## THE EXERCISE
Gather the lines from the material that contain "равно".

## RECORD EXCERPTS
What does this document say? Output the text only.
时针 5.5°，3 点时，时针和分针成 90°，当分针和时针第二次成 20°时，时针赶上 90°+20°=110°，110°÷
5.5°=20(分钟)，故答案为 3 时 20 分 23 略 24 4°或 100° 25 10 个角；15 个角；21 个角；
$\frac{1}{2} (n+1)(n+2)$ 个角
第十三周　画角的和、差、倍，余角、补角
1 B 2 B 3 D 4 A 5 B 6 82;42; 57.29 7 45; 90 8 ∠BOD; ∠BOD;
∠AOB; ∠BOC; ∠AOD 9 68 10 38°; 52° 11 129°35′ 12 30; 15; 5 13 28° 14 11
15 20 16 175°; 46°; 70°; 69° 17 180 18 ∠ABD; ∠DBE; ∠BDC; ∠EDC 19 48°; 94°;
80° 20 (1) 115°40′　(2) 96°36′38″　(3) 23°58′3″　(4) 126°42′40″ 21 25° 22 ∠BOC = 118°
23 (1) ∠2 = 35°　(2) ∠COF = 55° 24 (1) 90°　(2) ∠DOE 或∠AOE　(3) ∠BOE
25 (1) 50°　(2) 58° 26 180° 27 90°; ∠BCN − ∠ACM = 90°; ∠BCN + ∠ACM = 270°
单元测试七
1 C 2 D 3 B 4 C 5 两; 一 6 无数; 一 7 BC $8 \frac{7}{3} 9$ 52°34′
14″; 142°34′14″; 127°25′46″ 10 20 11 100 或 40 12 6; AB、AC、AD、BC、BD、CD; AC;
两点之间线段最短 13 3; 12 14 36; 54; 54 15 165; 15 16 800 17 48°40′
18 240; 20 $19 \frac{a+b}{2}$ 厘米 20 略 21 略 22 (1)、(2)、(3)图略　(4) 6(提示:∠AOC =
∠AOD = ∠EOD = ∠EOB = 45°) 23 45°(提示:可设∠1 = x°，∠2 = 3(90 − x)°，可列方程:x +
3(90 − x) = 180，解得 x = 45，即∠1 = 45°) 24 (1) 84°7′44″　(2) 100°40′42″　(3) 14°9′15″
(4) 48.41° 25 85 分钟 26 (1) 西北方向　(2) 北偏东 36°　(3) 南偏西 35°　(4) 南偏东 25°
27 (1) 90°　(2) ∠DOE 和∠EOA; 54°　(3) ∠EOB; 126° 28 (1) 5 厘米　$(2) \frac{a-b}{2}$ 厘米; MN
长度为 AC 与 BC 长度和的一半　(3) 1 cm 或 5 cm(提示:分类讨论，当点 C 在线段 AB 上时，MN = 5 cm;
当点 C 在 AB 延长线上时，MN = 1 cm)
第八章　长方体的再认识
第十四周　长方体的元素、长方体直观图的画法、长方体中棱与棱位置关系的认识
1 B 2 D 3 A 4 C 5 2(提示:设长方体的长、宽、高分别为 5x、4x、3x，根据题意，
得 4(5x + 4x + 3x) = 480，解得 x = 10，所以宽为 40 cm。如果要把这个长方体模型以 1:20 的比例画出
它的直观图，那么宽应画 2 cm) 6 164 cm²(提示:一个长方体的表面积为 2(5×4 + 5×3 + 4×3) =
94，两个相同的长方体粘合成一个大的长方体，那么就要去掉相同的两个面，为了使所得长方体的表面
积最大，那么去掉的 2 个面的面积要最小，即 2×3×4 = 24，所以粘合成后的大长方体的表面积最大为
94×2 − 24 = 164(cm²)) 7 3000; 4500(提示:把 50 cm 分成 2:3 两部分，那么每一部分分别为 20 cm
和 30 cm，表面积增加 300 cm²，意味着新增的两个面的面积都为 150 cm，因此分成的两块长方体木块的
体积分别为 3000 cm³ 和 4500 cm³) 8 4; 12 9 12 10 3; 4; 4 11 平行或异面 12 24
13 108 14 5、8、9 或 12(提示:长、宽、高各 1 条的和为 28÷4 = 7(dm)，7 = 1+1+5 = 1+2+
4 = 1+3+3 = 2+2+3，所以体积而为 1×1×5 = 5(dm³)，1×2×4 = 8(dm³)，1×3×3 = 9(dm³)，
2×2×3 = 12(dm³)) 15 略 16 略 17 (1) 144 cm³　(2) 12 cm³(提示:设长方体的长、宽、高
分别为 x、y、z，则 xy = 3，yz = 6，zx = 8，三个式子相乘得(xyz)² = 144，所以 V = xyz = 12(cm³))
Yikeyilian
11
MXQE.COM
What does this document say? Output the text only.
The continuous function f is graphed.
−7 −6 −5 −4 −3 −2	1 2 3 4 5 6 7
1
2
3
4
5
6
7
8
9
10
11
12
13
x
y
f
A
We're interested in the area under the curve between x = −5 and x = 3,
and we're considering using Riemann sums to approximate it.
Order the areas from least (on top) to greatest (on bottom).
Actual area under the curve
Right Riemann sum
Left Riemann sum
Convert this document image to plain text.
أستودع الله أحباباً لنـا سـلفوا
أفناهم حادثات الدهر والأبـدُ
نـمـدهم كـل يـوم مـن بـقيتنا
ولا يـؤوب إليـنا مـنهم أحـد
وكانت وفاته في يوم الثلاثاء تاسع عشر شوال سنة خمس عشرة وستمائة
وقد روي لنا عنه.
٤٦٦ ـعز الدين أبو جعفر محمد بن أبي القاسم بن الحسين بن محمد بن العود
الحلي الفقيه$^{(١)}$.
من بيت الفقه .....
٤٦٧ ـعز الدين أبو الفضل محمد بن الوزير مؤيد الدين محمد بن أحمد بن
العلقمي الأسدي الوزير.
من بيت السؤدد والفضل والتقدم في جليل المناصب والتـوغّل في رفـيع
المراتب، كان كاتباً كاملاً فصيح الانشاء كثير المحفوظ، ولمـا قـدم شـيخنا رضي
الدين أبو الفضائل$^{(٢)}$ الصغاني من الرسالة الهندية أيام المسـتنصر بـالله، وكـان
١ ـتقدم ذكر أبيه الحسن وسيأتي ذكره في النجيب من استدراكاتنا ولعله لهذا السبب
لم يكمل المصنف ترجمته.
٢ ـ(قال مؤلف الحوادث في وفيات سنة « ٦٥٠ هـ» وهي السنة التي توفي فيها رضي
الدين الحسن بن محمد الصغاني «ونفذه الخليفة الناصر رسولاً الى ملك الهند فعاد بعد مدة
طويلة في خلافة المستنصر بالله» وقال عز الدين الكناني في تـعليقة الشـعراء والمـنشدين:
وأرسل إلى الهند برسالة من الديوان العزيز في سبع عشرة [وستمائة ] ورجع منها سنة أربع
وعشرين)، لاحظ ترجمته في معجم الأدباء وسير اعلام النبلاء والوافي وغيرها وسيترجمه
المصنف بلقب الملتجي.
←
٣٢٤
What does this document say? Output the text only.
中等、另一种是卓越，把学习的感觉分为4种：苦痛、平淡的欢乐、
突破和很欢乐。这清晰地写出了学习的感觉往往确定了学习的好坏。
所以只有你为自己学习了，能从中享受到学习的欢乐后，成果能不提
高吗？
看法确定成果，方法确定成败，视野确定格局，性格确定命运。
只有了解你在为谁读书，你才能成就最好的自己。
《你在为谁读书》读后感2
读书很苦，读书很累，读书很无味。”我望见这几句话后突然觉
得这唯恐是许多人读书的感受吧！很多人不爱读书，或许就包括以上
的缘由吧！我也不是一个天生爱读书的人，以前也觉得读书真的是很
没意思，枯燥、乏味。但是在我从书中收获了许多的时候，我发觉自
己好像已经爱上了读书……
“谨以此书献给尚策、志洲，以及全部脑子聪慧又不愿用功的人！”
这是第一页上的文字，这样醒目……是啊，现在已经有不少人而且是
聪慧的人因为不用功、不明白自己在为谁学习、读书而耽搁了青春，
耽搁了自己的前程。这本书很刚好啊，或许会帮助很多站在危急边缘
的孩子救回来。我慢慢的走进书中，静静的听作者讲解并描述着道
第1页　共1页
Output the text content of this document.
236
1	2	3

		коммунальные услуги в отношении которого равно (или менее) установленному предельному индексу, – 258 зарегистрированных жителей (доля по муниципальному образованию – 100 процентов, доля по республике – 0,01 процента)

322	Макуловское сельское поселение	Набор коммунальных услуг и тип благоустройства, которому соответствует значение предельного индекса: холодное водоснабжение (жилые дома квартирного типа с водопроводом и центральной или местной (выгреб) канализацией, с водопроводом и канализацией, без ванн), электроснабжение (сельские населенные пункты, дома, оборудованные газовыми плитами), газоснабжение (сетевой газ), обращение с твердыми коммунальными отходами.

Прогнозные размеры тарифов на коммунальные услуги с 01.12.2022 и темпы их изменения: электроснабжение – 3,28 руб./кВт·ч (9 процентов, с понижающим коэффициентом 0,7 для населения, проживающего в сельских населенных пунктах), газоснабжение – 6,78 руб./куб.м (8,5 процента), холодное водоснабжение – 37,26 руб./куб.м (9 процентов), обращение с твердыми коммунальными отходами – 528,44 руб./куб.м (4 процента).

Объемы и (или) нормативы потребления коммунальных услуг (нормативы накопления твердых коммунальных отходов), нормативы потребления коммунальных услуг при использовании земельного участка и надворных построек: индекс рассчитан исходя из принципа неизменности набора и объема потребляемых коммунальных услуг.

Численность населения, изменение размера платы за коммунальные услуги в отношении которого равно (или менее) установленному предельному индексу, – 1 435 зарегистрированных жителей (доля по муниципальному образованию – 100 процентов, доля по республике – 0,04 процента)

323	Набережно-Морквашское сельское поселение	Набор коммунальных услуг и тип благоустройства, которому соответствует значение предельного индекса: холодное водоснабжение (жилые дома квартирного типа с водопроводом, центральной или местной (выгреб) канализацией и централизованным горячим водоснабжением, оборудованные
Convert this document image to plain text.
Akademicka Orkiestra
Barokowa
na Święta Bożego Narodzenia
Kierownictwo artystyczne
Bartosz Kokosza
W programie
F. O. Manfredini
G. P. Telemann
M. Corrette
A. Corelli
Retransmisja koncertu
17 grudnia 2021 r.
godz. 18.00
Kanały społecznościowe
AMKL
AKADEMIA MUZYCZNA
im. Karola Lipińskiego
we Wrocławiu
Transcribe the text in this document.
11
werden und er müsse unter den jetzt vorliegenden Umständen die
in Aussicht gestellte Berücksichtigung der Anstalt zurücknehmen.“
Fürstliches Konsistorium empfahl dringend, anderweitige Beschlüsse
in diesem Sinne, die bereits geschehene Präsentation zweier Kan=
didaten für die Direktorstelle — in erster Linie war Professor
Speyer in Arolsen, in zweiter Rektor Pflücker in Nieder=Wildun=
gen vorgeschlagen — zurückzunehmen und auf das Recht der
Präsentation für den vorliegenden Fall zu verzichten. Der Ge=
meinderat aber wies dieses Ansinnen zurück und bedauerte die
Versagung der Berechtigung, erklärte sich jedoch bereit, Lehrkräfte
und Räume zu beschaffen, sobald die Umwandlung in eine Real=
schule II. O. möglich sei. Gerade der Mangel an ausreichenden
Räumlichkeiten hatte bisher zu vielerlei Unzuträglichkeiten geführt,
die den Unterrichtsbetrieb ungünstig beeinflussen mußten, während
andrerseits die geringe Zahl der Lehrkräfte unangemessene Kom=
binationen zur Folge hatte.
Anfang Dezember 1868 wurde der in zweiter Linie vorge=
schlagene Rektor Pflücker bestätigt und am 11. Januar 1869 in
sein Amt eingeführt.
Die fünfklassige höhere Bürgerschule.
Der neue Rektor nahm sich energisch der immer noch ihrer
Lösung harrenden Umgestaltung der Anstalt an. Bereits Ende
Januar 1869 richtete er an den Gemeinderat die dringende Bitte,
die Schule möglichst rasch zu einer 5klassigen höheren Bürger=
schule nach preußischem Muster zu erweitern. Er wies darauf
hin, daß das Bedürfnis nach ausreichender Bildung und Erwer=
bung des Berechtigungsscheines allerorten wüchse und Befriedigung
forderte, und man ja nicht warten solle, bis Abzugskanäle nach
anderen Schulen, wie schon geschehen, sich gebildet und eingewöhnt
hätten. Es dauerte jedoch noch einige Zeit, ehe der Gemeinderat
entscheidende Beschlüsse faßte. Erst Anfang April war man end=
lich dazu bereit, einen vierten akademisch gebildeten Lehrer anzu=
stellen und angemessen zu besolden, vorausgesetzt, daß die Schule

## FULL RESPONSE
		коммунальные услуги в отношении которого равно (или менее) установленному предельному индексу, – 258 зарегистрированных жителей (доля по муниципальному образованию – 100 процентов, доля по республике – 0,01 процента)
Численность населения, изменение размера платы за коммунальные услуги в отношении которого равно (или менее) установленному предельному индексу, – 1 435 зарегистрированных жителей (доля по муниципальному образованию – 100 процентов, доля по республике – 0,04 процента)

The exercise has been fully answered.